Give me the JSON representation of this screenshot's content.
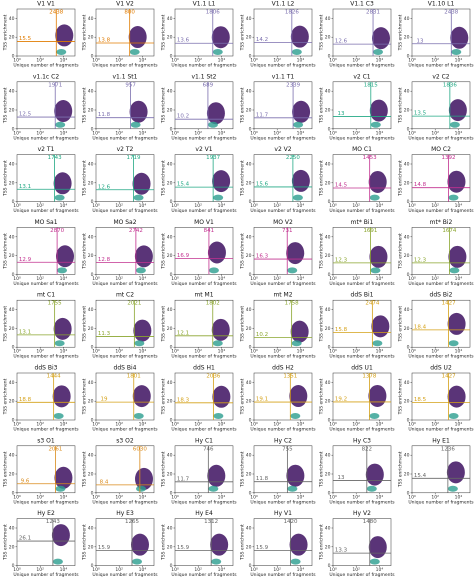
{
  "shared": {
    "x_label": "Unique number of fragments",
    "y_label": "TSS enrichment",
    "x_log": true,
    "xlim": [
      1,
      100000
    ],
    "xticks": [
      {
        "value": 1,
        "label": "10⁰"
      },
      {
        "value": 100,
        "label": "10²"
      },
      {
        "value": 10000,
        "label": "10⁴"
      }
    ],
    "ylim": [
      0,
      50
    ],
    "yticks": [
      0,
      20,
      40
    ]
  },
  "chart_data": [
    {
      "type": "scatter",
      "title": "V1 V1",
      "x_threshold": 2438,
      "y_threshold": 15.5,
      "color": "#e07b00"
    },
    {
      "type": "scatter",
      "title": "V1 V2",
      "x_threshold": 800,
      "y_threshold": 13.8,
      "color": "#e07b00"
    },
    {
      "type": "scatter",
      "title": "V1.1 L1",
      "x_threshold": 1806,
      "y_threshold": 13.6,
      "color": "#7b6fae"
    },
    {
      "type": "scatter",
      "title": "V1.1 L2",
      "x_threshold": 1826,
      "y_threshold": 14.2,
      "color": "#7b6fae"
    },
    {
      "type": "scatter",
      "title": "V1.1 C3",
      "x_threshold": 2831,
      "y_threshold": 12.6,
      "color": "#7b6fae"
    },
    {
      "type": "scatter",
      "title": "V1.10 L1",
      "x_threshold": 2438,
      "y_threshold": 13.0,
      "color": "#7b6fae"
    },
    {
      "type": "scatter",
      "title": "v1.1c C2",
      "x_threshold": 1971,
      "y_threshold": 12.5,
      "color": "#7b6fae"
    },
    {
      "type": "scatter",
      "title": "v1.1 St1",
      "x_threshold": 957,
      "y_threshold": 11.8,
      "color": "#7b6fae"
    },
    {
      "type": "scatter",
      "title": "v1.1 St2",
      "x_threshold": 689,
      "y_threshold": 10.2,
      "color": "#7b6fae"
    },
    {
      "type": "scatter",
      "title": "v1.1 T1",
      "x_threshold": 2339,
      "y_threshold": 11.7,
      "color": "#7b6fae"
    },
    {
      "type": "scatter",
      "title": "v2 C1",
      "x_threshold": 1815,
      "y_threshold": 13.0,
      "color": "#22a884"
    },
    {
      "type": "scatter",
      "title": "v2 C2",
      "x_threshold": 1836,
      "y_threshold": 13.5,
      "color": "#22a884"
    },
    {
      "type": "scatter",
      "title": "v2 T1",
      "x_threshold": 1743,
      "y_threshold": 13.1,
      "color": "#22a884"
    },
    {
      "type": "scatter",
      "title": "v2 T2",
      "x_threshold": 1719,
      "y_threshold": 12.6,
      "color": "#22a884"
    },
    {
      "type": "scatter",
      "title": "v2 V1",
      "x_threshold": 1937,
      "y_threshold": 15.4,
      "color": "#22a884"
    },
    {
      "type": "scatter",
      "title": "v2 V2",
      "x_threshold": 2250,
      "y_threshold": 15.6,
      "color": "#22a884"
    },
    {
      "type": "scatter",
      "title": "MO C1",
      "x_threshold": 1453,
      "y_threshold": 14.5,
      "color": "#c2308f"
    },
    {
      "type": "scatter",
      "title": "MO C2",
      "x_threshold": 1392,
      "y_threshold": 14.8,
      "color": "#c2308f"
    },
    {
      "type": "scatter",
      "title": "MO Sa1",
      "x_threshold": 2870,
      "y_threshold": 12.9,
      "color": "#c2308f"
    },
    {
      "type": "scatter",
      "title": "MO Sa2",
      "x_threshold": 2742,
      "y_threshold": 12.8,
      "color": "#c2308f"
    },
    {
      "type": "scatter",
      "title": "MO V1",
      "x_threshold": 841,
      "y_threshold": 16.9,
      "color": "#c2308f"
    },
    {
      "type": "scatter",
      "title": "MO V2",
      "x_threshold": 731,
      "y_threshold": 16.3,
      "color": "#c2308f"
    },
    {
      "type": "scatter",
      "title": "mt* Bi1",
      "x_threshold": 1691,
      "y_threshold": 12.3,
      "color": "#8aa52e"
    },
    {
      "type": "scatter",
      "title": "mt* Bi2",
      "x_threshold": 1674,
      "y_threshold": 12.3,
      "color": "#8aa52e"
    },
    {
      "type": "scatter",
      "title": "mt C1",
      "x_threshold": 1755,
      "y_threshold": 13.1,
      "color": "#8aa52e"
    },
    {
      "type": "scatter",
      "title": "mt C2",
      "x_threshold": 2021,
      "y_threshold": 11.3,
      "color": "#8aa52e"
    },
    {
      "type": "scatter",
      "title": "mt M1",
      "x_threshold": 1802,
      "y_threshold": 12.1,
      "color": "#8aa52e"
    },
    {
      "type": "scatter",
      "title": "mt M2",
      "x_threshold": 1758,
      "y_threshold": 10.2,
      "color": "#8aa52e"
    },
    {
      "type": "scatter",
      "title": "ddS Bi1",
      "x_threshold": 2474,
      "y_threshold": 15.8,
      "color": "#d4a017"
    },
    {
      "type": "scatter",
      "title": "ddS Bi2",
      "x_threshold": 1427,
      "y_threshold": 18.4,
      "color": "#d4a017"
    },
    {
      "type": "scatter",
      "title": "ddS Bi3",
      "x_threshold": 1444,
      "y_threshold": 18.8,
      "color": "#d4a017"
    },
    {
      "type": "scatter",
      "title": "ddS Bi4",
      "x_threshold": 1801,
      "y_threshold": 19.0,
      "color": "#d4a017"
    },
    {
      "type": "scatter",
      "title": "ddS H1",
      "x_threshold": 2036,
      "y_threshold": 18.3,
      "color": "#d4a017"
    },
    {
      "type": "scatter",
      "title": "ddS H2",
      "x_threshold": 1351,
      "y_threshold": 19.1,
      "color": "#d4a017"
    },
    {
      "type": "scatter",
      "title": "ddS U1",
      "x_threshold": 1378,
      "y_threshold": 19.2,
      "color": "#d4a017"
    },
    {
      "type": "scatter",
      "title": "ddS U2",
      "x_threshold": 1427,
      "y_threshold": 18.5,
      "color": "#d4a017"
    },
    {
      "type": "scatter",
      "title": "s3 O1",
      "x_threshold": 2061,
      "y_threshold": 9.6,
      "color": "#d98a1a"
    },
    {
      "type": "scatter",
      "title": "s3 O2",
      "x_threshold": 6030,
      "y_threshold": 8.4,
      "color": "#d98a1a"
    },
    {
      "type": "scatter",
      "title": "Hy C1",
      "x_threshold": 746,
      "y_threshold": 11.7,
      "color": "#666666"
    },
    {
      "type": "scatter",
      "title": "Hy C2",
      "x_threshold": 755,
      "y_threshold": 11.8,
      "color": "#666666"
    },
    {
      "type": "scatter",
      "title": "Hy C3",
      "x_threshold": 822,
      "y_threshold": 13.0,
      "color": "#666666"
    },
    {
      "type": "scatter",
      "title": "Hy E1",
      "x_threshold": 1236,
      "y_threshold": 15.4,
      "color": "#666666"
    },
    {
      "type": "scatter",
      "title": "Hy E2",
      "x_threshold": 1243,
      "y_threshold": 26.1,
      "color": "#666666"
    },
    {
      "type": "scatter",
      "title": "Hy E3",
      "x_threshold": 1265,
      "y_threshold": 15.9,
      "color": "#666666"
    },
    {
      "type": "scatter",
      "title": "Hy E4",
      "x_threshold": 1312,
      "y_threshold": 15.9,
      "color": "#666666"
    },
    {
      "type": "scatter",
      "title": "Hy V1",
      "x_threshold": 1420,
      "y_threshold": 15.9,
      "color": "#666666"
    },
    {
      "type": "scatter",
      "title": "Hy V2",
      "x_threshold": 1480,
      "y_threshold": 13.3,
      "color": "#666666"
    }
  ]
}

━━━━━━

Output the data exactly. Pictures don't belong in the result.

Give me the JSON representation of this screenshot's content.
{
  "shared": {
    "x_label": "Unique number of fragments",
    "y_label": "TSS enrichment",
    "x_log": true,
    "xlim": [
      1,
      100000
    ],
    "xticks": [
      {
        "value": 1,
        "label": "10⁰"
      },
      {
        "value": 100,
        "label": "10²"
      },
      {
        "value": 10000,
        "label": "10⁴"
      }
    ],
    "ylim": [
      0,
      50
    ],
    "yticks": [
      0,
      20,
      40
    ]
  },
  "chart_data": [
    {
      "type": "scatter",
      "title": "V1 V1",
      "x_threshold": 2438,
      "y_threshold": 15.5,
      "color": "#e07b00"
    },
    {
      "type": "scatter",
      "title": "V1 V2",
      "x_threshold": 800,
      "y_threshold": 13.8,
      "color": "#e07b00"
    },
    {
      "type": "scatter",
      "title": "V1.1 L1",
      "x_threshold": 1806,
      "y_threshold": 13.6,
      "color": "#7b6fae"
    },
    {
      "type": "scatter",
      "title": "V1.1 L2",
      "x_threshold": 1826,
      "y_threshold": 14.2,
      "color": "#7b6fae"
    },
    {
      "type": "scatter",
      "title": "V1.1 C3",
      "x_threshold": 2831,
      "y_threshold": 12.6,
      "color": "#7b6fae"
    },
    {
      "type": "scatter",
      "title": "V1.10 L1",
      "x_threshold": 2438,
      "y_threshold": 13.0,
      "color": "#7b6fae"
    },
    {
      "type": "scatter",
      "title": "v1.1c C2",
      "x_threshold": 1971,
      "y_threshold": 12.5,
      "color": "#7b6fae"
    },
    {
      "type": "scatter",
      "title": "v1.1 St1",
      "x_threshold": 957,
      "y_threshold": 11.8,
      "color": "#7b6fae"
    },
    {
      "type": "scatter",
      "title": "v1.1 St2",
      "x_threshold": 689,
      "y_threshold": 10.2,
      "color": "#7b6fae"
    },
    {
      "type": "scatter",
      "title": "v1.1 T1",
      "x_threshold": 2339,
      "y_threshold": 11.7,
      "color": "#7b6fae"
    },
    {
      "type": "scatter",
      "title": "v2 C1",
      "x_threshold": 1815,
      "y_threshold": 13.0,
      "color": "#22a884"
    },
    {
      "type": "scatter",
      "title": "v2 C2",
      "x_threshold": 1836,
      "y_threshold": 13.5,
      "color": "#22a884"
    },
    {
      "type": "scatter",
      "title": "v2 T1",
      "x_threshold": 1743,
      "y_threshold": 13.1,
      "color": "#22a884"
    },
    {
      "type": "scatter",
      "title": "v2 T2",
      "x_threshold": 1719,
      "y_threshold": 12.6,
      "color": "#22a884"
    },
    {
      "type": "scatter",
      "title": "v2 V1",
      "x_threshold": 1937,
      "y_threshold": 15.4,
      "color": "#22a884"
    },
    {
      "type": "scatter",
      "title": "v2 V2",
      "x_threshold": 2250,
      "y_threshold": 15.6,
      "color": "#22a884"
    },
    {
      "type": "scatter",
      "title": "MO C1",
      "x_threshold": 1453,
      "y_threshold": 14.5,
      "color": "#c2308f"
    },
    {
      "type": "scatter",
      "title": "MO C2",
      "x_threshold": 1392,
      "y_threshold": 14.8,
      "color": "#c2308f"
    },
    {
      "type": "scatter",
      "title": "MO Sa1",
      "x_threshold": 2870,
      "y_threshold": 12.9,
      "color": "#c2308f"
    },
    {
      "type": "scatter",
      "title": "MO Sa2",
      "x_threshold": 2742,
      "y_threshold": 12.8,
      "color": "#c2308f"
    },
    {
      "type": "scatter",
      "title": "MO V1",
      "x_threshold": 841,
      "y_threshold": 16.9,
      "color": "#c2308f"
    },
    {
      "type": "scatter",
      "title": "MO V2",
      "x_threshold": 731,
      "y_threshold": 16.3,
      "color": "#c2308f"
    },
    {
      "type": "scatter",
      "title": "mt* Bi1",
      "x_threshold": 1691,
      "y_threshold": 12.3,
      "color": "#8aa52e"
    },
    {
      "type": "scatter",
      "title": "mt* Bi2",
      "x_threshold": 1674,
      "y_threshold": 12.3,
      "color": "#8aa52e"
    },
    {
      "type": "scatter",
      "title": "mt C1",
      "x_threshold": 1755,
      "y_threshold": 13.1,
      "color": "#8aa52e"
    },
    {
      "type": "scatter",
      "title": "mt C2",
      "x_threshold": 2021,
      "y_threshold": 11.3,
      "color": "#8aa52e"
    },
    {
      "type": "scatter",
      "title": "mt M1",
      "x_threshold": 1802,
      "y_threshold": 12.1,
      "color": "#8aa52e"
    },
    {
      "type": "scatter",
      "title": "mt M2",
      "x_threshold": 1758,
      "y_threshold": 10.2,
      "color": "#8aa52e"
    },
    {
      "type": "scatter",
      "title": "ddS Bi1",
      "x_threshold": 2474,
      "y_threshold": 15.8,
      "color": "#d4a017"
    },
    {
      "type": "scatter",
      "title": "ddS Bi2",
      "x_threshold": 1427,
      "y_threshold": 18.4,
      "color": "#d4a017"
    },
    {
      "type": "scatter",
      "title": "ddS Bi3",
      "x_threshold": 1444,
      "y_threshold": 18.8,
      "color": "#d4a017"
    },
    {
      "type": "scatter",
      "title": "ddS Bi4",
      "x_threshold": 1801,
      "y_threshold": 19.0,
      "color": "#d4a017"
    },
    {
      "type": "scatter",
      "title": "ddS H1",
      "x_threshold": 2036,
      "y_threshold": 18.3,
      "color": "#d4a017"
    },
    {
      "type": "scatter",
      "title": "ddS H2",
      "x_threshold": 1351,
      "y_threshold": 19.1,
      "color": "#d4a017"
    },
    {
      "type": "scatter",
      "title": "ddS U1",
      "x_threshold": 1378,
      "y_threshold": 19.2,
      "color": "#d4a017"
    },
    {
      "type": "scatter",
      "title": "ddS U2",
      "x_threshold": 1427,
      "y_threshold": 18.5,
      "color": "#d4a017"
    },
    {
      "type": "scatter",
      "title": "s3 O1",
      "x_threshold": 2061,
      "y_threshold": 9.6,
      "color": "#d98a1a"
    },
    {
      "type": "scatter",
      "title": "s3 O2",
      "x_threshold": 6030,
      "y_threshold": 8.4,
      "color": "#d98a1a"
    },
    {
      "type": "scatter",
      "title": "Hy C1",
      "x_threshold": 746,
      "y_threshold": 11.7,
      "color": "#666666"
    },
    {
      "type": "scatter",
      "title": "Hy C2",
      "x_threshold": 755,
      "y_threshold": 11.8,
      "color": "#666666"
    },
    {
      "type": "scatter",
      "title": "Hy C3",
      "x_threshold": 822,
      "y_threshold": 13.0,
      "color": "#666666"
    },
    {
      "type": "scatter",
      "title": "Hy E1",
      "x_threshold": 1236,
      "y_threshold": 15.4,
      "color": "#666666"
    },
    {
      "type": "scatter",
      "title": "Hy E2",
      "x_threshold": 1243,
      "y_threshold": 26.1,
      "color": "#666666"
    },
    {
      "type": "scatter",
      "title": "Hy E3",
      "x_threshold": 1265,
      "y_threshold": 15.9,
      "color": "#666666"
    },
    {
      "type": "scatter",
      "title": "Hy E4",
      "x_threshold": 1312,
      "y_threshold": 15.9,
      "color": "#666666"
    },
    {
      "type": "scatter",
      "title": "Hy V1",
      "x_threshold": 1420,
      "y_threshold": 15.9,
      "color": "#666666"
    },
    {
      "type": "scatter",
      "title": "Hy V2",
      "x_threshold": 1480,
      "y_threshold": 13.3,
      "color": "#666666"
    }
  ]
}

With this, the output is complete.